- _EXERCISE BRIEF_: Collect each line containing "refined".

-- start DATA FOR THE TASK --

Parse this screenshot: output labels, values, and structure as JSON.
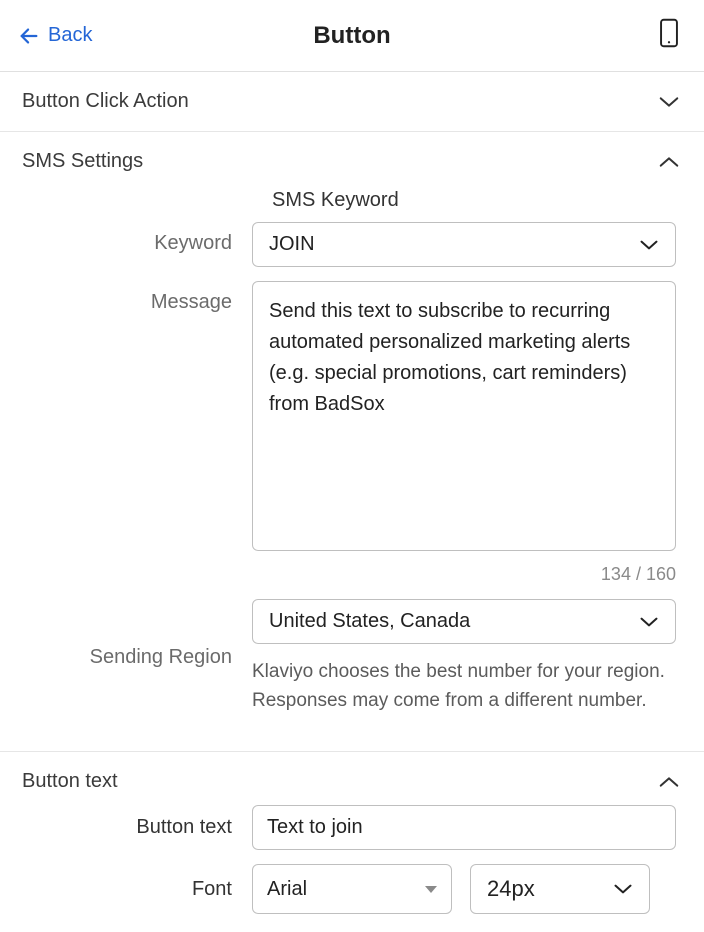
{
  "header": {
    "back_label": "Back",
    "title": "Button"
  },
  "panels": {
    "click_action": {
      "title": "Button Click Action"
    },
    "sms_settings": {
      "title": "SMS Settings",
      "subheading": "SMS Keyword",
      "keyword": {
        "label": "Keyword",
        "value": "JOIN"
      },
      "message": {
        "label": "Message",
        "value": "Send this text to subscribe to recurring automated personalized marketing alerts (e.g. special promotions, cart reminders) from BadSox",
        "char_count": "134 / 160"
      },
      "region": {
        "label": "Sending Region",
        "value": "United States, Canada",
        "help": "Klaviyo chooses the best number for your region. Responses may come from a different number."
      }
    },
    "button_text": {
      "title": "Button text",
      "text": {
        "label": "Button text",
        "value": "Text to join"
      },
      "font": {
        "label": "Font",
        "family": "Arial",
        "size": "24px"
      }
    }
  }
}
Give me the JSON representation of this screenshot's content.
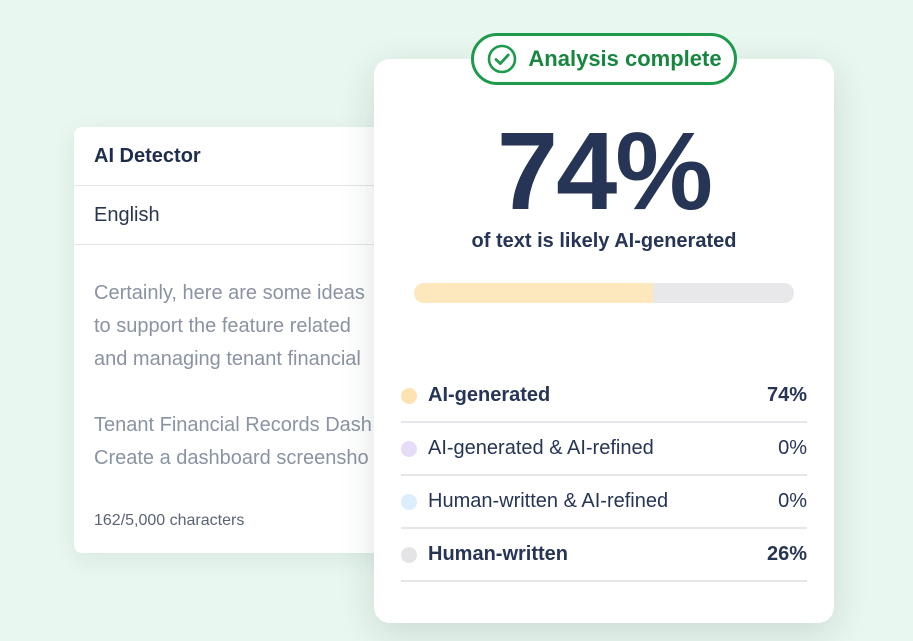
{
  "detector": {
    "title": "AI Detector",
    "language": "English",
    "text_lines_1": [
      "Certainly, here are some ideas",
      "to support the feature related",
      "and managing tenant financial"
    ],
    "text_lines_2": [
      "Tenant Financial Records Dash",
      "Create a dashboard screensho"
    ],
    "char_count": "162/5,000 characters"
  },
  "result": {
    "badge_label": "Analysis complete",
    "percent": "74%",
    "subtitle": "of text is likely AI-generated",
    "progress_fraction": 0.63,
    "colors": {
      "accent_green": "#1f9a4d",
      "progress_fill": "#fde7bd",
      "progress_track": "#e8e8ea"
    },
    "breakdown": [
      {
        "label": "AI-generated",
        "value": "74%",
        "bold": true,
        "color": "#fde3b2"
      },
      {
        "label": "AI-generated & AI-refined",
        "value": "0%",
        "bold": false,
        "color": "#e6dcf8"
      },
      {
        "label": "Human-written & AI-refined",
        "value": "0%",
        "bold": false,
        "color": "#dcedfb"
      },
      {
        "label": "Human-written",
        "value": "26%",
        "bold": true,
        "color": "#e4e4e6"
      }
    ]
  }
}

-- end DATA FOR THE TASK --
-- start DATA FOR THE TASK --

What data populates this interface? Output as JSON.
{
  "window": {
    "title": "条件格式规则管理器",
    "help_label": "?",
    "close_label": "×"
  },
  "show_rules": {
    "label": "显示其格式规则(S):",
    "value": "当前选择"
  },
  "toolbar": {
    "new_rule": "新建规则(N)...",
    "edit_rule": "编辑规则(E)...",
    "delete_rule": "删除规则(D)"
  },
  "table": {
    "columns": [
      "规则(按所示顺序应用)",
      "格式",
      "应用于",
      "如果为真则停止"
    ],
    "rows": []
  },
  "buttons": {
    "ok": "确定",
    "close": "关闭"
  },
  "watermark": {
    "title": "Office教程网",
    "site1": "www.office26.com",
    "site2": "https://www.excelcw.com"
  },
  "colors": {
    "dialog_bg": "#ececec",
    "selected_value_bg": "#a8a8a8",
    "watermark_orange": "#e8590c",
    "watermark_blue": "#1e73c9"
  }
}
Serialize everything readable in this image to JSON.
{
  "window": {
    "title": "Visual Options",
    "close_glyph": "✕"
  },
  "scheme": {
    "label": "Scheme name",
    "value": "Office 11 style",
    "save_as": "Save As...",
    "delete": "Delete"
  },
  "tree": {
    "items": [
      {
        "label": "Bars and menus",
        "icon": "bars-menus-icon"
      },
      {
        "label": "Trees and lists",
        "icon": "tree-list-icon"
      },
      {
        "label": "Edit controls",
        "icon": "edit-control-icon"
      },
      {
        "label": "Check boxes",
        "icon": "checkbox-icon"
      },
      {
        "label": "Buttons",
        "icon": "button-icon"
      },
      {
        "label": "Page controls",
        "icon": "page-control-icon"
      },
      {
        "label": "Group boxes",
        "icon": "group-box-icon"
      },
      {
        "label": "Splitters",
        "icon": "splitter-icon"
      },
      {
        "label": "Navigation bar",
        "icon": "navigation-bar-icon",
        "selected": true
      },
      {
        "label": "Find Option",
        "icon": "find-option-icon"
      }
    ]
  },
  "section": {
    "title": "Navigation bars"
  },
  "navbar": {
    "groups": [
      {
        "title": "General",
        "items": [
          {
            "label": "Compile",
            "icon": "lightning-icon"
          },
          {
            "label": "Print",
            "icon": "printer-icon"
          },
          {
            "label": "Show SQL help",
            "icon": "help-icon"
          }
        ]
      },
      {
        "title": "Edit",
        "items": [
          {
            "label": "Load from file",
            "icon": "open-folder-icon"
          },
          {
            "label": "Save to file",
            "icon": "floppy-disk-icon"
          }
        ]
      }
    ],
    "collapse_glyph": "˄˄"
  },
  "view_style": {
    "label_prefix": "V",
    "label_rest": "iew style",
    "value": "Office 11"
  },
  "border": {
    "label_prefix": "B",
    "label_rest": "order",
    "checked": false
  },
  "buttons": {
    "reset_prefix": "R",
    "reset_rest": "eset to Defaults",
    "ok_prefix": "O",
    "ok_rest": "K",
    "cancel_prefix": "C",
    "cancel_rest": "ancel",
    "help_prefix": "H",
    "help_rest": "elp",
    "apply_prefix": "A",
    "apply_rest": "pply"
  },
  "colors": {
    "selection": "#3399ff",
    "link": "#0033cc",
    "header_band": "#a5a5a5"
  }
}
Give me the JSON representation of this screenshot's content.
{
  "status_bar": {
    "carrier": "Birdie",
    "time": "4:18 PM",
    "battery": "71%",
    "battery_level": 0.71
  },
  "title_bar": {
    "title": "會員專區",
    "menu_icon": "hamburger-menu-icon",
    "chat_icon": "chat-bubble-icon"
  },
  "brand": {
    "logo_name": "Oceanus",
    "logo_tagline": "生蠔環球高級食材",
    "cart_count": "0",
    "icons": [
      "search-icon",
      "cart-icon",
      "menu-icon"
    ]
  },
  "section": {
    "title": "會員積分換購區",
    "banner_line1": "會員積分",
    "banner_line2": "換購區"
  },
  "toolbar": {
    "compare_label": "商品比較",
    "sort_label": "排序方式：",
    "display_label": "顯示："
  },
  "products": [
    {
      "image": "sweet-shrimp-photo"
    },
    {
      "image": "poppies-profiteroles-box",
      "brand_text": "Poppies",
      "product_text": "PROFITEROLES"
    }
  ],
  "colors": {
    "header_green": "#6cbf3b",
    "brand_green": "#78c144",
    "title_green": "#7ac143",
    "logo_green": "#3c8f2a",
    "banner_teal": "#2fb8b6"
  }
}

-- end DATA FOR THE TASK --

- _ANSWER BELOW_:
        "label": "AI-generated & AI-refined",
        "label": "Human-written & AI-refined",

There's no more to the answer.